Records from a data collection
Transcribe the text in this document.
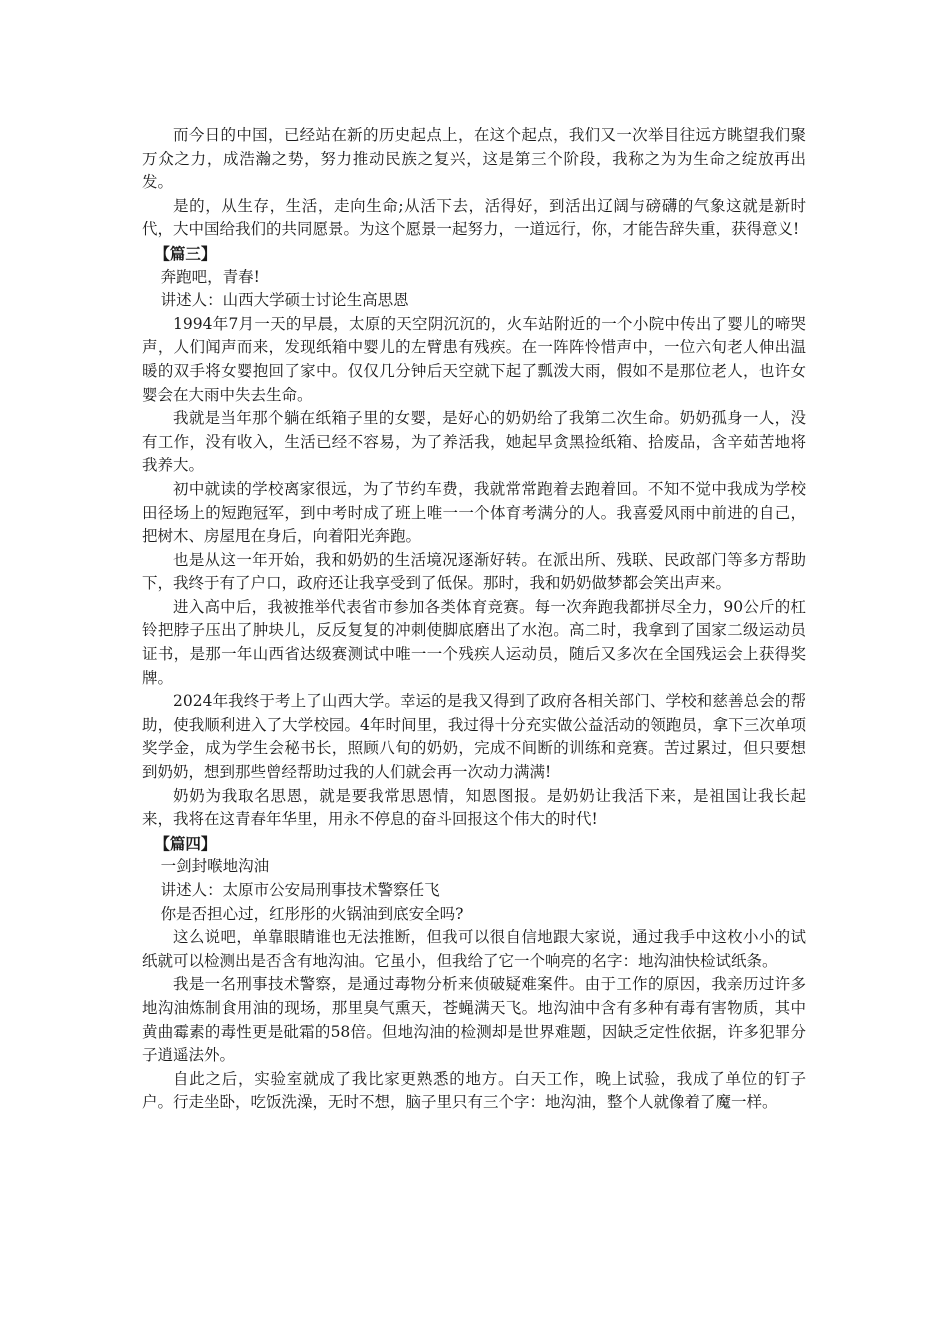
而今日的中国，已经站在新的历史起点上，在这个起点，我们又一次举目往远方眺望我们聚万众之力，成浩瀚之势，努力推动民族之复兴，这是第三个阶段，我称之为为生命之绽放再出发。

是的，从生存，生活，走向生命;从活下去，活得好，到活出辽阔与磅礴的气象这就是新时代，大中国给我们的共同愿景。为这个愿景一起努力，一道远行，你，才能告辞失重，获得意义!

【篇三】

奔跑吧，青春!

讲述人：山西大学硕士讨论生高思恩

1994年7月一天的早晨，太原的天空阴沉沉的，火车站附近的一个小院中传出了婴儿的啼哭声，人们闻声而来，发现纸箱中婴儿的左臂患有残疾。在一阵阵怜惜声中，一位六旬老人伸出温暖的双手将女婴抱回了家中。仅仅几分钟后天空就下起了瓢泼大雨，假如不是那位老人，也许女婴会在大雨中失去生命。

我就是当年那个躺在纸箱子里的女婴，是好心的奶奶给了我第二次生命。奶奶孤身一人，没有工作，没有收入，生活已经不容易，为了养活我，她起早贪黑捡纸箱、拾废品，含辛茹苦地将我养大。

初中就读的学校离家很远，为了节约车费，我就常常跑着去跑着回。不知不觉中我成为学校田径场上的短跑冠军，到中考时成了班上唯一一个体育考满分的人。我喜爱风雨中前进的自己，把树木、房屋甩在身后，向着阳光奔跑。

也是从这一年开始，我和奶奶的生活境况逐渐好转。在派出所、残联、民政部门等多方帮助下，我终于有了户口，政府还让我享受到了低保。那时，我和奶奶做梦都会笑出声来。

进入高中后，我被推举代表省市参加各类体育竞赛。每一次奔跑我都拼尽全力，90公斤的杠铃把脖子压出了肿块儿，反反复复的冲刺使脚底磨出了水泡。高二时，我拿到了国家二级运动员证书，是那一年山西省达级赛测试中唯一一个残疾人运动员，随后又多次在全国残运会上获得奖牌。

2024年我终于考上了山西大学。幸运的是我又得到了政府各相关部门、学校和慈善总会的帮助，使我顺利进入了大学校园。4年时间里，我过得十分充实做公益活动的领跑员，拿下三次单项奖学金，成为学生会秘书长，照顾八旬的奶奶，完成不间断的训练和竞赛。苦过累过，但只要想到奶奶，想到那些曾经帮助过我的人们就会再一次动力满满!

奶奶为我取名思恩，就是要我常思恩情，知恩图报。是奶奶让我活下来，是祖国让我长起来，我将在这青春年华里，用永不停息的奋斗回报这个伟大的时代!

【篇四】

一剑封喉地沟油

讲述人：太原市公安局刑事技术警察任飞

你是否担心过，红彤彤的火锅油到底安全吗?

这么说吧，单靠眼睛谁也无法推断，但我可以很自信地跟大家说，通过我手中这枚小小的试纸就可以检测出是否含有地沟油。它虽小，但我给了它一个响亮的名字：地沟油快检试纸条。

我是一名刑事技术警察，是通过毒物分析来侦破疑难案件。由于工作的原因，我亲历过许多地沟油炼制食用油的现场，那里臭气熏天，苍蝇满天飞。地沟油中含有多种有毒有害物质，其中黄曲霉素的毒性更是砒霜的58倍。但地沟油的检测却是世界难题，因缺乏定性依据，许多犯罪分子逍遥法外。

自此之后，实验室就成了我比家更熟悉的地方。白天工作，晚上试验，我成了单位的钉子户。行走坐卧，吃饭洗澡，无时不想，脑子里只有三个字：地沟油，整个人就像着了魔一样。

Set problem
Output an exact copy of the material, with the pictures removed.

Worked answer
Transcribe the text in this document.
而今日的中国，已经站在新的历史起点上，在这个起点，我们又一次举目往远方眺望我们聚万众之力，成浩瀚之势，努力推动民族之复兴，这是第三个阶段，我称之为为生命之绽放再出发。

是的，从生存，生活，走向生命;从活下去，活得好，到活出辽阔与磅礴的气象这就是新时代，大中国给我们的共同愿景。为这个愿景一起努力，一道远行，你，才能告辞失重，获得意义!

【篇三】

奔跑吧，青春!

讲述人：山西大学硕士讨论生高思恩

1994年7月一天的早晨，太原的天空阴沉沉的，火车站附近的一个小院中传出了婴儿的啼哭声，人们闻声而来，发现纸箱中婴儿的左臂患有残疾。在一阵阵怜惜声中，一位六旬老人伸出温暖的双手将女婴抱回了家中。仅仅几分钟后天空就下起了瓢泼大雨，假如不是那位老人，也许女婴会在大雨中失去生命。

我就是当年那个躺在纸箱子里的女婴，是好心的奶奶给了我第二次生命。奶奶孤身一人，没有工作，没有收入，生活已经不容易，为了养活我，她起早贪黑捡纸箱、拾废品，含辛茹苦地将我养大。

初中就读的学校离家很远，为了节约车费，我就常常跑着去跑着回。不知不觉中我成为学校田径场上的短跑冠军，到中考时成了班上唯一一个体育考满分的人。我喜爱风雨中前进的自己，把树木、房屋甩在身后，向着阳光奔跑。

也是从这一年开始，我和奶奶的生活境况逐渐好转。在派出所、残联、民政部门等多方帮助下，我终于有了户口，政府还让我享受到了低保。那时，我和奶奶做梦都会笑出声来。

进入高中后，我被推举代表省市参加各类体育竞赛。每一次奔跑我都拼尽全力，90公斤的杠铃把脖子压出了肿块儿，反反复复的冲刺使脚底磨出了水泡。高二时，我拿到了国家二级运动员证书，是那一年山西省达级赛测试中唯一一个残疾人运动员，随后又多次在全国残运会上获得奖牌。

2024年我终于考上了山西大学。幸运的是我又得到了政府各相关部门、学校和慈善总会的帮助，使我顺利进入了大学校园。4年时间里，我过得十分充实做公益活动的领跑员，拿下三次单项奖学金，成为学生会秘书长，照顾八旬的奶奶，完成不间断的训练和竞赛。苦过累过，但只要想到奶奶，想到那些曾经帮助过我的人们就会再一次动力满满!

奶奶为我取名思恩，就是要我常思恩情，知恩图报。是奶奶让我活下来，是祖国让我长起来，我将在这青春年华里，用永不停息的奋斗回报这个伟大的时代!

【篇四】

一剑封喉地沟油

讲述人：太原市公安局刑事技术警察任飞

你是否担心过，红彤彤的火锅油到底安全吗?

这么说吧，单靠眼睛谁也无法推断，但我可以很自信地跟大家说，通过我手中这枚小小的试纸就可以检测出是否含有地沟油。它虽小，但我给了它一个响亮的名字：地沟油快检试纸条。

我是一名刑事技术警察，是通过毒物分析来侦破疑难案件。由于工作的原因，我亲历过许多地沟油炼制食用油的现场，那里臭气熏天，苍蝇满天飞。地沟油中含有多种有毒有害物质，其中黄曲霉素的毒性更是砒霜的58倍。但地沟油的检测却是世界难题，因缺乏定性依据，许多犯罪分子逍遥法外。

自此之后，实验室就成了我比家更熟悉的地方。白天工作，晚上试验，我成了单位的钉子户。行走坐卧，吃饭洗澡，无时不想，脑子里只有三个字：地沟油，整个人就像着了魔一样。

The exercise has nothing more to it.